[START]

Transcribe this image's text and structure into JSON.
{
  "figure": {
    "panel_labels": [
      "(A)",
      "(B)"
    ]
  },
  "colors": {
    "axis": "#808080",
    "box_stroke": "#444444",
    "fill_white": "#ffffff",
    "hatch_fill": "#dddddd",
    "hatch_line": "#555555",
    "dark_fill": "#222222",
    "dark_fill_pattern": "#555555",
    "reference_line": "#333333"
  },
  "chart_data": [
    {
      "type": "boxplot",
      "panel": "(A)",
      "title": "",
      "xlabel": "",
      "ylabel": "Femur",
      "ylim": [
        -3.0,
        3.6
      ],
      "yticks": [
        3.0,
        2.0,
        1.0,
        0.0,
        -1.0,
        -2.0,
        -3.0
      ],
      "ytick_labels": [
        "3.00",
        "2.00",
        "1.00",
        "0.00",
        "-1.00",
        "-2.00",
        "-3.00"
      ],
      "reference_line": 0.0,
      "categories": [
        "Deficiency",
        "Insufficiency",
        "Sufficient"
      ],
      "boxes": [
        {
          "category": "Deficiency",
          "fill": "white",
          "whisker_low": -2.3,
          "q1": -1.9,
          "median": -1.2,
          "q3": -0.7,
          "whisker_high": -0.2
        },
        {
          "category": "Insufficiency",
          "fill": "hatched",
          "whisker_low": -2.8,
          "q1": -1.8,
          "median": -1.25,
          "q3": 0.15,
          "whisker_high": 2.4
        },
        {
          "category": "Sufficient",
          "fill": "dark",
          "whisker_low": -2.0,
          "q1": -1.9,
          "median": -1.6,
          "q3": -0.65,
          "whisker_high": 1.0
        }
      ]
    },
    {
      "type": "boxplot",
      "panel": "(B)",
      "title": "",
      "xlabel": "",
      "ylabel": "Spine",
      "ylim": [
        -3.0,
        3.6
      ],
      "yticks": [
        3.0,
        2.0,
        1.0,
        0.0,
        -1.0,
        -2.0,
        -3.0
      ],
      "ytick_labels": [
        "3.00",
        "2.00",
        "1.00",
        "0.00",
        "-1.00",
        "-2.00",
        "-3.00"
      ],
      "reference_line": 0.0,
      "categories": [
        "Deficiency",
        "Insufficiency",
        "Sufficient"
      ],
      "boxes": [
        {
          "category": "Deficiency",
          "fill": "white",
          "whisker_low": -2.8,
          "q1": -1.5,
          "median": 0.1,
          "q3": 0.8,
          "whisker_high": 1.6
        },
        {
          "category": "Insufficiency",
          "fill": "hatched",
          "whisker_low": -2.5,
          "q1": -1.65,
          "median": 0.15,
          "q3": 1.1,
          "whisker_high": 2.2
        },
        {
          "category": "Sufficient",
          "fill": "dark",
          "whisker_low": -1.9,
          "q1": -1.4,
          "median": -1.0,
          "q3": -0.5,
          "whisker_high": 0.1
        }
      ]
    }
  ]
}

[END]

GIVEN REQUEST: Nothing should be left out: return all of the records exactly.

COMPLETE ANSWER:
Transcribe this image's text and structure into JSON.
{
  "figure": {
    "panel_labels": [
      "(A)",
      "(B)"
    ]
  },
  "colors": {
    "axis": "#808080",
    "box_stroke": "#444444",
    "fill_white": "#ffffff",
    "hatch_fill": "#dddddd",
    "hatch_line": "#555555",
    "dark_fill": "#222222",
    "dark_fill_pattern": "#555555",
    "reference_line": "#333333"
  },
  "chart_data": [
    {
      "type": "boxplot",
      "panel": "(A)",
      "title": "",
      "xlabel": "",
      "ylabel": "Femur",
      "ylim": [
        -3.0,
        3.6
      ],
      "yticks": [
        3.0,
        2.0,
        1.0,
        0.0,
        -1.0,
        -2.0,
        -3.0
      ],
      "ytick_labels": [
        "3.00",
        "2.00",
        "1.00",
        "0.00",
        "-1.00",
        "-2.00",
        "-3.00"
      ],
      "reference_line": 0.0,
      "categories": [
        "Deficiency",
        "Insufficiency",
        "Sufficient"
      ],
      "boxes": [
        {
          "category": "Deficiency",
          "fill": "white",
          "whisker_low": -2.3,
          "q1": -1.9,
          "median": -1.2,
          "q3": -0.7,
          "whisker_high": -0.2
        },
        {
          "category": "Insufficiency",
          "fill": "hatched",
          "whisker_low": -2.8,
          "q1": -1.8,
          "median": -1.25,
          "q3": 0.15,
          "whisker_high": 2.4
        },
        {
          "category": "Sufficient",
          "fill": "dark",
          "whisker_low": -2.0,
          "q1": -1.9,
          "median": -1.6,
          "q3": -0.65,
          "whisker_high": 1.0
        }
      ]
    },
    {
      "type": "boxplot",
      "panel": "(B)",
      "title": "",
      "xlabel": "",
      "ylabel": "Spine",
      "ylim": [
        -3.0,
        3.6
      ],
      "yticks": [
        3.0,
        2.0,
        1.0,
        0.0,
        -1.0,
        -2.0,
        -3.0
      ],
      "ytick_labels": [
        "3.00",
        "2.00",
        "1.00",
        "0.00",
        "-1.00",
        "-2.00",
        "-3.00"
      ],
      "reference_line": 0.0,
      "categories": [
        "Deficiency",
        "Insufficiency",
        "Sufficient"
      ],
      "boxes": [
        {
          "category": "Deficiency",
          "fill": "white",
          "whisker_low": -2.8,
          "q1": -1.5,
          "median": 0.1,
          "q3": 0.8,
          "whisker_high": 1.6
        },
        {
          "category": "Insufficiency",
          "fill": "hatched",
          "whisker_low": -2.5,
          "q1": -1.65,
          "median": 0.15,
          "q3": 1.1,
          "whisker_high": 2.2
        },
        {
          "category": "Sufficient",
          "fill": "dark",
          "whisker_low": -1.9,
          "q1": -1.4,
          "median": -1.0,
          "q3": -0.5,
          "whisker_high": 0.1
        }
      ]
    }
  ]
}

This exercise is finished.